◆ Directions for this task
Swap every "identity-label" in the listing below for "group-label", and write out the full listing again with nothing else changed.

◆ Supplied records
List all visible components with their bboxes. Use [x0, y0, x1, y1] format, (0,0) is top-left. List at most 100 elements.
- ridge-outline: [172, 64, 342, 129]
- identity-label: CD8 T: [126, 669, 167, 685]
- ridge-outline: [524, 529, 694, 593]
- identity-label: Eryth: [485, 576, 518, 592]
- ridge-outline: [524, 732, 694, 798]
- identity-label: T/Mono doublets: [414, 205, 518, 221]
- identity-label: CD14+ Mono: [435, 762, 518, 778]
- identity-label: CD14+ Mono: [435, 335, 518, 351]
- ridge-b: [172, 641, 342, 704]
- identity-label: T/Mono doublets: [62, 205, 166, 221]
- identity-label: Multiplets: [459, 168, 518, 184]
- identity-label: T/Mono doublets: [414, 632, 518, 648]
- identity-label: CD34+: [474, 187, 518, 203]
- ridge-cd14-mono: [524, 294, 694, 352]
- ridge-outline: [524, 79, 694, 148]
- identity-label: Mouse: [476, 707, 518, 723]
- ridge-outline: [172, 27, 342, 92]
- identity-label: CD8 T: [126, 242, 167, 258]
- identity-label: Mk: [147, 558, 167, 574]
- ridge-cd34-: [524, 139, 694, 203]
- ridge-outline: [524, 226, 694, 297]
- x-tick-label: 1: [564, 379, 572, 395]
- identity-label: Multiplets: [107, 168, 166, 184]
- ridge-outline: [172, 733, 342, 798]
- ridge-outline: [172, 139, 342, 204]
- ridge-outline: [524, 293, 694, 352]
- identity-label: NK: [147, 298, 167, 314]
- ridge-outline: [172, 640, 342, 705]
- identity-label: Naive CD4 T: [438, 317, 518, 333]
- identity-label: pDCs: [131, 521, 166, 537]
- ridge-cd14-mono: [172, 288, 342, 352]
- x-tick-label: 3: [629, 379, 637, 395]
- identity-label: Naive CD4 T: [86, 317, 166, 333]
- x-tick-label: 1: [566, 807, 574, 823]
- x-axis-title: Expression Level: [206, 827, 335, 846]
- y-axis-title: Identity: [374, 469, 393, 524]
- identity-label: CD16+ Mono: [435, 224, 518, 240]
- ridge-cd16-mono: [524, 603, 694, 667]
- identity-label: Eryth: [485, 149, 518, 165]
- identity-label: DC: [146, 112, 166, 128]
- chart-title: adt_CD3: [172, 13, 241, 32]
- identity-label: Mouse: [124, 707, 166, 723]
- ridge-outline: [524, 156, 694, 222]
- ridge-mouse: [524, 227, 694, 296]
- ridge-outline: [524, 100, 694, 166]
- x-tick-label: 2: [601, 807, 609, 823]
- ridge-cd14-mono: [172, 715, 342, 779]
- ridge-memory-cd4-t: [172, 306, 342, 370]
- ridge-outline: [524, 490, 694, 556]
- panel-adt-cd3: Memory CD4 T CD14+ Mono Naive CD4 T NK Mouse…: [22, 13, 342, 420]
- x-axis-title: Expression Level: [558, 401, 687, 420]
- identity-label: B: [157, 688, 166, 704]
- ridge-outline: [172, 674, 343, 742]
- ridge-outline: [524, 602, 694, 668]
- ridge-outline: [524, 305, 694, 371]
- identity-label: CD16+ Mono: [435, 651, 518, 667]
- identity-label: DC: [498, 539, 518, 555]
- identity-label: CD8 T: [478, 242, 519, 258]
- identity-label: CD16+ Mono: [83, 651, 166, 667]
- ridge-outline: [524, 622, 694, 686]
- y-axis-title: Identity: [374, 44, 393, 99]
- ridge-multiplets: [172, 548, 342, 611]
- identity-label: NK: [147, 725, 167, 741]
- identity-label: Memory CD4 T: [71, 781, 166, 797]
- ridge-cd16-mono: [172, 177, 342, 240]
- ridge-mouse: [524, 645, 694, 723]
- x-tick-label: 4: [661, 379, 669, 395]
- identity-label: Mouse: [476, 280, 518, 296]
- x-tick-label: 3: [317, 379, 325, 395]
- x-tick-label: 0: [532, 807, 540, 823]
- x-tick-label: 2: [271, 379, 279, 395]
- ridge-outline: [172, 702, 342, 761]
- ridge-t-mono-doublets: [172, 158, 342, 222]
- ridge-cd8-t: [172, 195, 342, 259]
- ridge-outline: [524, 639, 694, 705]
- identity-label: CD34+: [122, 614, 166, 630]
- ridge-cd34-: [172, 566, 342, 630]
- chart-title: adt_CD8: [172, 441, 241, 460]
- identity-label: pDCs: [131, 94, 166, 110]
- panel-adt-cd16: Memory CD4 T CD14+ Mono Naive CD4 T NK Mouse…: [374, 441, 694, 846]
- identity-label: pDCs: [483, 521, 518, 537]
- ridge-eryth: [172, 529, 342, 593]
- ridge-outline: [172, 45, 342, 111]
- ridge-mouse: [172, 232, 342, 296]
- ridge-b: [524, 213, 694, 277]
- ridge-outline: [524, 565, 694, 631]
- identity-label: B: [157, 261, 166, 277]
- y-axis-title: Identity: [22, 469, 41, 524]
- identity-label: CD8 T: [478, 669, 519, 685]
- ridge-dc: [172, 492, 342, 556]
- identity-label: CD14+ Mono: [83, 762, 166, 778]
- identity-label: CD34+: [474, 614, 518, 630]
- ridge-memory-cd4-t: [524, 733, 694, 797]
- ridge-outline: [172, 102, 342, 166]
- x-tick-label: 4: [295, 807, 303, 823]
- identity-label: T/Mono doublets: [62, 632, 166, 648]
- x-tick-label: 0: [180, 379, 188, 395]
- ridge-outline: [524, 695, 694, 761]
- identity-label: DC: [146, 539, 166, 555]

◆ Task result
List all visible components with their bboxes. Use [x0, y0, x1, y1] format, (0,0) is top-left. List at most 100 elements.
- ridge-outline: [172, 64, 342, 129]
- group-label: CD8 T: [126, 669, 167, 685]
- ridge-outline: [524, 529, 694, 593]
- group-label: Eryth: [485, 576, 518, 592]
- ridge-outline: [524, 732, 694, 798]
- group-label: T/Mono doublets: [414, 205, 518, 221]
- group-label: CD14+ Mono: [435, 762, 518, 778]
- group-label: CD14+ Mono: [435, 335, 518, 351]
- ridge-b: [172, 641, 342, 704]
- group-label: T/Mono doublets: [62, 205, 166, 221]
- group-label: Multiplets: [459, 168, 518, 184]
- group-label: T/Mono doublets: [414, 632, 518, 648]
- group-label: CD34+: [474, 187, 518, 203]
- ridge-cd14-mono: [524, 294, 694, 352]
- ridge-outline: [524, 79, 694, 148]
- group-label: Mouse: [476, 707, 518, 723]
- ridge-outline: [172, 27, 342, 92]
- group-label: CD8 T: [126, 242, 167, 258]
- group-label: Mk: [147, 558, 167, 574]
- ridge-cd34-: [524, 139, 694, 203]
- ridge-outline: [524, 226, 694, 297]
- x-tick-label: 1: [564, 379, 572, 395]
- group-label: Multiplets: [107, 168, 166, 184]
- ridge-outline: [172, 733, 342, 798]
- ridge-outline: [172, 139, 342, 204]
- ridge-outline: [524, 293, 694, 352]
- group-label: NK: [147, 298, 167, 314]
- ridge-outline: [172, 640, 342, 705]
- group-label: Naive CD4 T: [438, 317, 518, 333]
- group-label: pDCs: [131, 521, 166, 537]
- ridge-cd14-mono: [172, 288, 342, 352]
- x-tick-label: 3: [629, 379, 637, 395]
- group-label: Naive CD4 T: [86, 317, 166, 333]
- x-tick-label: 1: [566, 807, 574, 823]
- x-axis-title: Expression Level: [206, 827, 335, 846]
- y-axis-title: Identity: [374, 469, 393, 524]
- group-label: CD16+ Mono: [435, 224, 518, 240]
- ridge-cd16-mono: [524, 603, 694, 667]
- group-label: Eryth: [485, 149, 518, 165]
- group-label: DC: [146, 112, 166, 128]
- chart-title: adt_CD3: [172, 13, 241, 32]
- group-label: Mouse: [124, 707, 166, 723]
- ridge-outline: [524, 156, 694, 222]
- ridge-mouse: [524, 227, 694, 296]
- ridge-outline: [524, 100, 694, 166]
- x-tick-label: 2: [601, 807, 609, 823]
- ridge-cd14-mono: [172, 715, 342, 779]
- ridge-memory-cd4-t: [172, 306, 342, 370]
- ridge-outline: [524, 490, 694, 556]
- panel-adt-cd3: Memory CD4 T CD14+ Mono Naive CD4 T NK Mouse…: [22, 13, 342, 420]
- x-axis-title: Expression Level: [558, 401, 687, 420]
- group-label: B: [157, 688, 166, 704]
- ridge-outline: [172, 674, 343, 742]
- ridge-outline: [524, 602, 694, 668]
- ridge-outline: [524, 305, 694, 371]
- group-label: CD16+ Mono: [435, 651, 518, 667]
- group-label: DC: [498, 539, 518, 555]
- group-label: CD8 T: [478, 242, 519, 258]
- group-label: CD16+ Mono: [83, 651, 166, 667]
- ridge-outline: [524, 622, 694, 686]
- y-axis-title: Identity: [374, 44, 393, 99]
- ridge-multiplets: [172, 548, 342, 611]
- group-label: NK: [147, 725, 167, 741]
- group-label: Memory CD4 T: [71, 781, 166, 797]
- ridge-cd16-mono: [172, 177, 342, 240]
- ridge-mouse: [524, 645, 694, 723]
- x-tick-label: 4: [661, 379, 669, 395]
- group-label: Mouse: [476, 280, 518, 296]
- x-tick-label: 3: [317, 379, 325, 395]
- x-tick-label: 0: [532, 807, 540, 823]
- x-tick-label: 2: [271, 379, 279, 395]
- ridge-outline: [172, 702, 342, 761]
- ridge-t-mono-doublets: [172, 158, 342, 222]
- ridge-cd8-t: [172, 195, 342, 259]
- ridge-outline: [524, 639, 694, 705]
- group-label: CD34+: [122, 614, 166, 630]
- ridge-cd34-: [172, 566, 342, 630]
- chart-title: adt_CD8: [172, 441, 241, 460]
- group-label: pDCs: [131, 94, 166, 110]
- panel-adt-cd16: Memory CD4 T CD14+ Mono Naive CD4 T NK Mouse…: [374, 441, 694, 846]
- group-label: pDCs: [483, 521, 518, 537]
- ridge-eryth: [172, 529, 342, 593]
- ridge-outline: [172, 45, 342, 111]
- ridge-mouse: [172, 232, 342, 296]
- ridge-b: [524, 213, 694, 277]
- ridge-outline: [524, 565, 694, 631]
- group-label: B: [157, 261, 166, 277]
- y-axis-title: Identity: [22, 469, 41, 524]
- group-label: CD8 T: [478, 669, 519, 685]
- ridge-dc: [172, 492, 342, 556]
- group-label: CD14+ Mono: [83, 762, 166, 778]
- group-label: CD34+: [474, 614, 518, 630]
- ridge-memory-cd4-t: [524, 733, 694, 797]
- ridge-outline: [172, 102, 342, 166]
- x-tick-label: 4: [295, 807, 303, 823]
- group-label: T/Mono doublets: [62, 632, 166, 648]
- x-tick-label: 0: [180, 379, 188, 395]
- ridge-outline: [524, 695, 694, 761]
- group-label: DC: [146, 539, 166, 555]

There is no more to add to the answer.